__RECORDS PROVIDED__.
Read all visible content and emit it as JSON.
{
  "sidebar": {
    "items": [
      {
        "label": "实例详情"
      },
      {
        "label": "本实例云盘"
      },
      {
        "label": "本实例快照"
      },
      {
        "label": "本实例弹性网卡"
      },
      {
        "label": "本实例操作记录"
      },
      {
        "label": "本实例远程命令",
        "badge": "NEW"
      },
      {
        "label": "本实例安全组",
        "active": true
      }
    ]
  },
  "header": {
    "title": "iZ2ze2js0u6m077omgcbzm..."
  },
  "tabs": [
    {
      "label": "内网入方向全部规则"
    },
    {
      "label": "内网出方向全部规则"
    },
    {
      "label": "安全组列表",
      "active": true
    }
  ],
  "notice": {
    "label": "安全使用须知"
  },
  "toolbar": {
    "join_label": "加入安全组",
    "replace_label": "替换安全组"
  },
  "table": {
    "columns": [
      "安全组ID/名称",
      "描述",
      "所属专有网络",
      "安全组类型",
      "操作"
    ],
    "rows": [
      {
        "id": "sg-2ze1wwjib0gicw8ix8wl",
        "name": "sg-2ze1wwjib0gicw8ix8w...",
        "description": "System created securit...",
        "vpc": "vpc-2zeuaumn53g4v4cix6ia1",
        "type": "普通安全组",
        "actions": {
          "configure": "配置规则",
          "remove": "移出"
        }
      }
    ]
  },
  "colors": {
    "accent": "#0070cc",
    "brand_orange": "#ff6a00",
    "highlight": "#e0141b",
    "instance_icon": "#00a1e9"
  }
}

__EXERCISE REQUIREMENTS__. Using the entries above, please restate each one word for word.

__ANSWER BELOW__.
Read all visible content and emit it as JSON.
{
  "sidebar": {
    "items": [
      {
        "label": "实例详情"
      },
      {
        "label": "本实例云盘"
      },
      {
        "label": "本实例快照"
      },
      {
        "label": "本实例弹性网卡"
      },
      {
        "label": "本实例操作记录"
      },
      {
        "label": "本实例远程命令",
        "badge": "NEW"
      },
      {
        "label": "本实例安全组",
        "active": true
      }
    ]
  },
  "header": {
    "title": "iZ2ze2js0u6m077omgcbzm..."
  },
  "tabs": [
    {
      "label": "内网入方向全部规则"
    },
    {
      "label": "内网出方向全部规则"
    },
    {
      "label": "安全组列表",
      "active": true
    }
  ],
  "notice": {
    "label": "安全使用须知"
  },
  "toolbar": {
    "join_label": "加入安全组",
    "replace_label": "替换安全组"
  },
  "table": {
    "columns": [
      "安全组ID/名称",
      "描述",
      "所属专有网络",
      "安全组类型",
      "操作"
    ],
    "rows": [
      {
        "id": "sg-2ze1wwjib0gicw8ix8wl",
        "name": "sg-2ze1wwjib0gicw8ix8w...",
        "description": "System created securit...",
        "vpc": "vpc-2zeuaumn53g4v4cix6ia1",
        "type": "普通安全组",
        "actions": {
          "configure": "配置规则",
          "remove": "移出"
        }
      }
    ]
  },
  "colors": {
    "accent": "#0070cc",
    "brand_orange": "#ff6a00",
    "highlight": "#e0141b",
    "instance_icon": "#00a1e9"
  }
}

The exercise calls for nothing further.